Directions
Extract the complete listing and repeat it word for word.

--- Start Stored rows ---

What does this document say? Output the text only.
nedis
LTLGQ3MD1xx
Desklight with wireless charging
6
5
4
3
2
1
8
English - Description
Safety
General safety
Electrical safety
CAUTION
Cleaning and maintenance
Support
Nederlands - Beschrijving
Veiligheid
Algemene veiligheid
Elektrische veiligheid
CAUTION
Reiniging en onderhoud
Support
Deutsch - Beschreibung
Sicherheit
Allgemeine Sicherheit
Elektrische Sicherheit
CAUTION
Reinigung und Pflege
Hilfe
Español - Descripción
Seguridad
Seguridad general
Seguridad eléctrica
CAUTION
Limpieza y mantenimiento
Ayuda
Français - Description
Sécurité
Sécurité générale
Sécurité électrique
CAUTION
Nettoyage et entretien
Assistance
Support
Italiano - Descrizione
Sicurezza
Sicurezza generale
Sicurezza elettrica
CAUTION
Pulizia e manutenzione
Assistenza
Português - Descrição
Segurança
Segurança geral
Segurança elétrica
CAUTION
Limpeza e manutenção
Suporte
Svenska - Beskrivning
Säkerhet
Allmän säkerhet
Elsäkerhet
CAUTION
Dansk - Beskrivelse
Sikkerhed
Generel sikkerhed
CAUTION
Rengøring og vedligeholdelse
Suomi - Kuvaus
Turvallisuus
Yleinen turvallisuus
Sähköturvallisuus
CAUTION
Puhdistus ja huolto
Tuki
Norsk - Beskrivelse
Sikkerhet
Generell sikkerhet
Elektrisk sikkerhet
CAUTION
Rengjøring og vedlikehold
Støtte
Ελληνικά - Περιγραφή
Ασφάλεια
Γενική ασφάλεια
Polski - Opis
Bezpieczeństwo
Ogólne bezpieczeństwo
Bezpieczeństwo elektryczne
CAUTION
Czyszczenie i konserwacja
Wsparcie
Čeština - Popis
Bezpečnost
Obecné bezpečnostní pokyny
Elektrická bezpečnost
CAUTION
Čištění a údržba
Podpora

--- End Stored rows ---

Output for this exercise
What does this document say? Output the text only.
nedis
LTLGQ3MD1xx
Desklight with wireless charging
6
5
4
3
2
1
8
English - Description
Safety
General safety
Electrical safety
CAUTION
Cleaning and maintenance
Support
Nederlands - Beschrijving
Veiligheid
Algemene veiligheid
Elektrische veiligheid
CAUTION
Reiniging en onderhoud
Support
Deutsch - Beschreibung
Sicherheit
Allgemeine Sicherheit
Elektrische Sicherheit
CAUTION
Reinigung und Pflege
Hilfe
Español - Descripción
Seguridad
Seguridad general
Seguridad eléctrica
CAUTION
Limpieza y mantenimiento
Ayuda
Français - Description
Sécurité
Sécurité générale
Sécurité électrique
CAUTION
Nettoyage et entretien
Assistance
Support
Italiano - Descrizione
Sicurezza
Sicurezza generale
Sicurezza elettrica
CAUTION
Pulizia e manutenzione
Assistenza
Português - Descrição
Segurança
Segurança geral
Segurança elétrica
CAUTION
Limpeza e manutenção
Suporte
Svenska - Beskrivning
Säkerhet
Allmän säkerhet
Elsäkerhet
CAUTION
Dansk - Beskrivelse
Sikkerhed
Generel sikkerhed
CAUTION
Rengøring og vedligeholdelse
Suomi - Kuvaus
Turvallisuus
Yleinen turvallisuus
Sähköturvallisuus
CAUTION
Puhdistus ja huolto
Tuki
Norsk - Beskrivelse
Sikkerhet
Generell sikkerhet
Elektrisk sikkerhet
CAUTION
Rengjøring og vedlikehold
Støtte
Ελληνικά - Περιγραφή
Ασφάλεια
Γενική ασφάλεια
Polski - Opis
Bezpieczeństwo
Ogólne bezpieczeństwo
Bezpieczeństwo elektryczne
CAUTION
Czyszczenie i konserwacja
Wsparcie
Čeština - Popis
Bezpečnost
Obecné bezpečnostní pokyny
Elektrická bezpečnost
CAUTION
Čištění a údržba
Podpora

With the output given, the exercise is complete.